** START OF Source material **

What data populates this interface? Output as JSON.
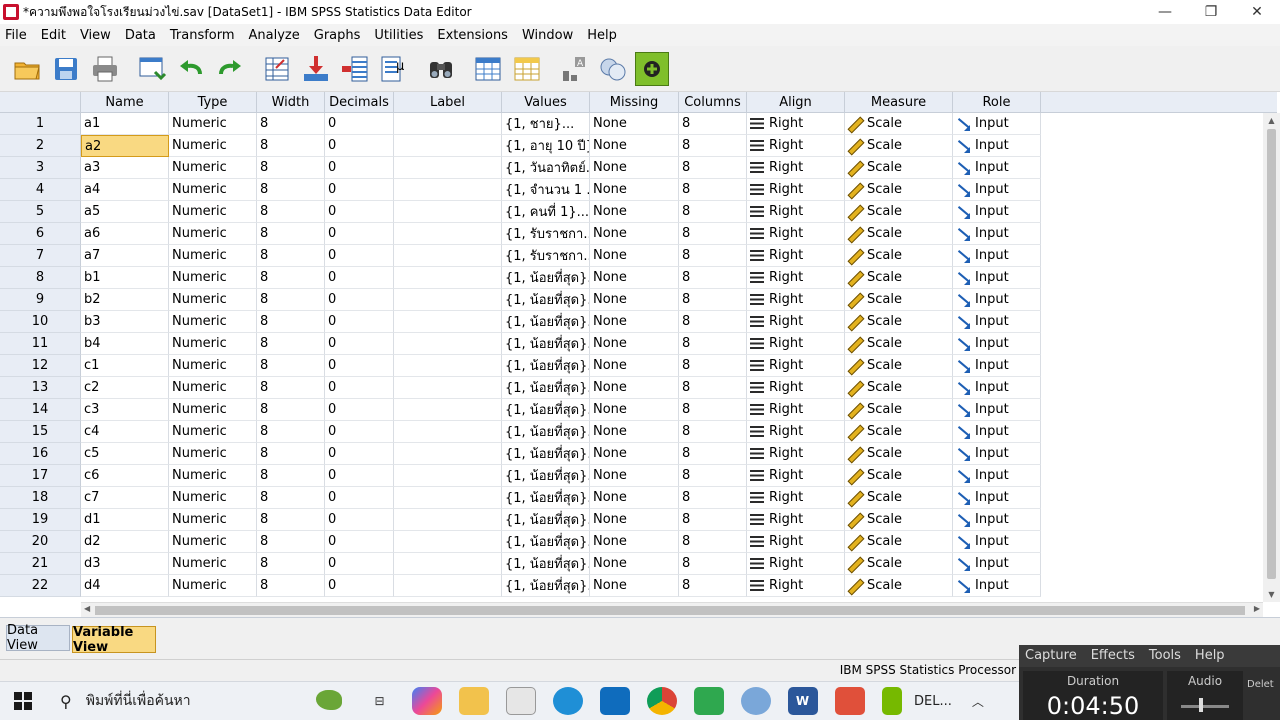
{
  "window": {
    "title": "*ความพึงพอใจโรงเรียนม่วงไข่.sav [DataSet1] - IBM SPSS Statistics Data Editor",
    "min": "—",
    "max": "❐",
    "close": "✕"
  },
  "menu": [
    "File",
    "Edit",
    "View",
    "Data",
    "Transform",
    "Analyze",
    "Graphs",
    "Utilities",
    "Extensions",
    "Window",
    "Help"
  ],
  "toolbar": [
    "open-icon",
    "save-icon",
    "print-icon",
    "dialog-recall-icon",
    "undo-icon",
    "redo-icon",
    "goto-case-icon",
    "goto-variable-icon",
    "variables-icon",
    "descriptive-icon",
    "find-icon",
    "split-file-icon",
    "select-cases-icon",
    "value-labels-icon",
    "use-sets-icon",
    "add-icon"
  ],
  "columns": [
    "Name",
    "Type",
    "Width",
    "Decimals",
    "Label",
    "Values",
    "Missing",
    "Columns",
    "Align",
    "Measure",
    "Role"
  ],
  "rows": [
    {
      "n": "1",
      "name": "a1",
      "type": "Numeric",
      "width": "8",
      "decimals": "0",
      "label": "",
      "values": "{1, ชาย}...",
      "missing": "None",
      "columns": "8",
      "align": "Right",
      "measure": "Scale",
      "role": "Input"
    },
    {
      "n": "2",
      "name": "a2",
      "type": "Numeric",
      "width": "8",
      "decimals": "0",
      "label": "",
      "values": "{1, อายุ 10 ปี}...",
      "missing": "None",
      "columns": "8",
      "align": "Right",
      "measure": "Scale",
      "role": "Input"
    },
    {
      "n": "3",
      "name": "a3",
      "type": "Numeric",
      "width": "8",
      "decimals": "0",
      "label": "",
      "values": "{1, วันอาทิตย์...",
      "missing": "None",
      "columns": "8",
      "align": "Right",
      "measure": "Scale",
      "role": "Input"
    },
    {
      "n": "4",
      "name": "a4",
      "type": "Numeric",
      "width": "8",
      "decimals": "0",
      "label": "",
      "values": "{1, จำนวน 1 ...",
      "missing": "None",
      "columns": "8",
      "align": "Right",
      "measure": "Scale",
      "role": "Input"
    },
    {
      "n": "5",
      "name": "a5",
      "type": "Numeric",
      "width": "8",
      "decimals": "0",
      "label": "",
      "values": "{1, คนที่ 1}...",
      "missing": "None",
      "columns": "8",
      "align": "Right",
      "measure": "Scale",
      "role": "Input"
    },
    {
      "n": "6",
      "name": "a6",
      "type": "Numeric",
      "width": "8",
      "decimals": "0",
      "label": "",
      "values": "{1, รับราชกา...",
      "missing": "None",
      "columns": "8",
      "align": "Right",
      "measure": "Scale",
      "role": "Input"
    },
    {
      "n": "7",
      "name": "a7",
      "type": "Numeric",
      "width": "8",
      "decimals": "0",
      "label": "",
      "values": "{1, รับราชกา...",
      "missing": "None",
      "columns": "8",
      "align": "Right",
      "measure": "Scale",
      "role": "Input"
    },
    {
      "n": "8",
      "name": "b1",
      "type": "Numeric",
      "width": "8",
      "decimals": "0",
      "label": "",
      "values": "{1, น้อยที่สุด}...",
      "missing": "None",
      "columns": "8",
      "align": "Right",
      "measure": "Scale",
      "role": "Input"
    },
    {
      "n": "9",
      "name": "b2",
      "type": "Numeric",
      "width": "8",
      "decimals": "0",
      "label": "",
      "values": "{1, น้อยที่สุด}...",
      "missing": "None",
      "columns": "8",
      "align": "Right",
      "measure": "Scale",
      "role": "Input"
    },
    {
      "n": "10",
      "name": "b3",
      "type": "Numeric",
      "width": "8",
      "decimals": "0",
      "label": "",
      "values": "{1, น้อยที่สุด}...",
      "missing": "None",
      "columns": "8",
      "align": "Right",
      "measure": "Scale",
      "role": "Input"
    },
    {
      "n": "11",
      "name": "b4",
      "type": "Numeric",
      "width": "8",
      "decimals": "0",
      "label": "",
      "values": "{1, น้อยที่สุด}...",
      "missing": "None",
      "columns": "8",
      "align": "Right",
      "measure": "Scale",
      "role": "Input"
    },
    {
      "n": "12",
      "name": "c1",
      "type": "Numeric",
      "width": "8",
      "decimals": "0",
      "label": "",
      "values": "{1, น้อยที่สุด}...",
      "missing": "None",
      "columns": "8",
      "align": "Right",
      "measure": "Scale",
      "role": "Input"
    },
    {
      "n": "13",
      "name": "c2",
      "type": "Numeric",
      "width": "8",
      "decimals": "0",
      "label": "",
      "values": "{1, น้อยที่สุด}...",
      "missing": "None",
      "columns": "8",
      "align": "Right",
      "measure": "Scale",
      "role": "Input"
    },
    {
      "n": "14",
      "name": "c3",
      "type": "Numeric",
      "width": "8",
      "decimals": "0",
      "label": "",
      "values": "{1, น้อยที่สุด}...",
      "missing": "None",
      "columns": "8",
      "align": "Right",
      "measure": "Scale",
      "role": "Input"
    },
    {
      "n": "15",
      "name": "c4",
      "type": "Numeric",
      "width": "8",
      "decimals": "0",
      "label": "",
      "values": "{1, น้อยที่สุด}...",
      "missing": "None",
      "columns": "8",
      "align": "Right",
      "measure": "Scale",
      "role": "Input"
    },
    {
      "n": "16",
      "name": "c5",
      "type": "Numeric",
      "width": "8",
      "decimals": "0",
      "label": "",
      "values": "{1, น้อยที่สุด}...",
      "missing": "None",
      "columns": "8",
      "align": "Right",
      "measure": "Scale",
      "role": "Input"
    },
    {
      "n": "17",
      "name": "c6",
      "type": "Numeric",
      "width": "8",
      "decimals": "0",
      "label": "",
      "values": "{1, น้อยที่สุด}...",
      "missing": "None",
      "columns": "8",
      "align": "Right",
      "measure": "Scale",
      "role": "Input"
    },
    {
      "n": "18",
      "name": "c7",
      "type": "Numeric",
      "width": "8",
      "decimals": "0",
      "label": "",
      "values": "{1, น้อยที่สุด}...",
      "missing": "None",
      "columns": "8",
      "align": "Right",
      "measure": "Scale",
      "role": "Input"
    },
    {
      "n": "19",
      "name": "d1",
      "type": "Numeric",
      "width": "8",
      "decimals": "0",
      "label": "",
      "values": "{1, น้อยที่สุด}...",
      "missing": "None",
      "columns": "8",
      "align": "Right",
      "measure": "Scale",
      "role": "Input"
    },
    {
      "n": "20",
      "name": "d2",
      "type": "Numeric",
      "width": "8",
      "decimals": "0",
      "label": "",
      "values": "{1, น้อยที่สุด}...",
      "missing": "None",
      "columns": "8",
      "align": "Right",
      "measure": "Scale",
      "role": "Input"
    },
    {
      "n": "21",
      "name": "d3",
      "type": "Numeric",
      "width": "8",
      "decimals": "0",
      "label": "",
      "values": "{1, น้อยที่สุด}...",
      "missing": "None",
      "columns": "8",
      "align": "Right",
      "measure": "Scale",
      "role": "Input"
    },
    {
      "n": "22",
      "name": "d4",
      "type": "Numeric",
      "width": "8",
      "decimals": "0",
      "label": "",
      "values": "{1, น้อยที่สุด}...",
      "missing": "None",
      "columns": "8",
      "align": "Right",
      "measure": "Scale",
      "role": "Input"
    }
  ],
  "selected": {
    "row": 1,
    "col": "name"
  },
  "tabs": {
    "data_view": "Data View",
    "variable_view": "Variable View"
  },
  "status": {
    "processor": "IBM SPSS Statistics Processor"
  },
  "recorder": {
    "menu": [
      "Capture",
      "Effects",
      "Tools",
      "Help"
    ],
    "duration_label": "Duration",
    "duration": "0:04:50",
    "audio_label": "Audio",
    "delete_label": "Delet"
  },
  "taskbar": {
    "search_placeholder": "พิมพ์ที่นี่เพื่อค้นหา",
    "running_app": "DEL...",
    "icons": [
      "task-view-icon",
      "copilot-icon",
      "file-explorer-icon",
      "store-icon",
      "edge-icon",
      "outlook-icon",
      "chrome-icon",
      "camtasia-icon",
      "spss-icon",
      "word-icon",
      "camtasia-recorder-icon",
      "nvidia-icon"
    ]
  },
  "colors": {
    "selected_cell": "#f9d982",
    "header_bg": "#e8edf5",
    "active_tab": "#f9d982"
  }
}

** END OF Source material **

What to produce:
Extract, from the material above, each line holding the word "camtasia".

Exercise output:
      "camtasia-icon",
      "camtasia-recorder-icon",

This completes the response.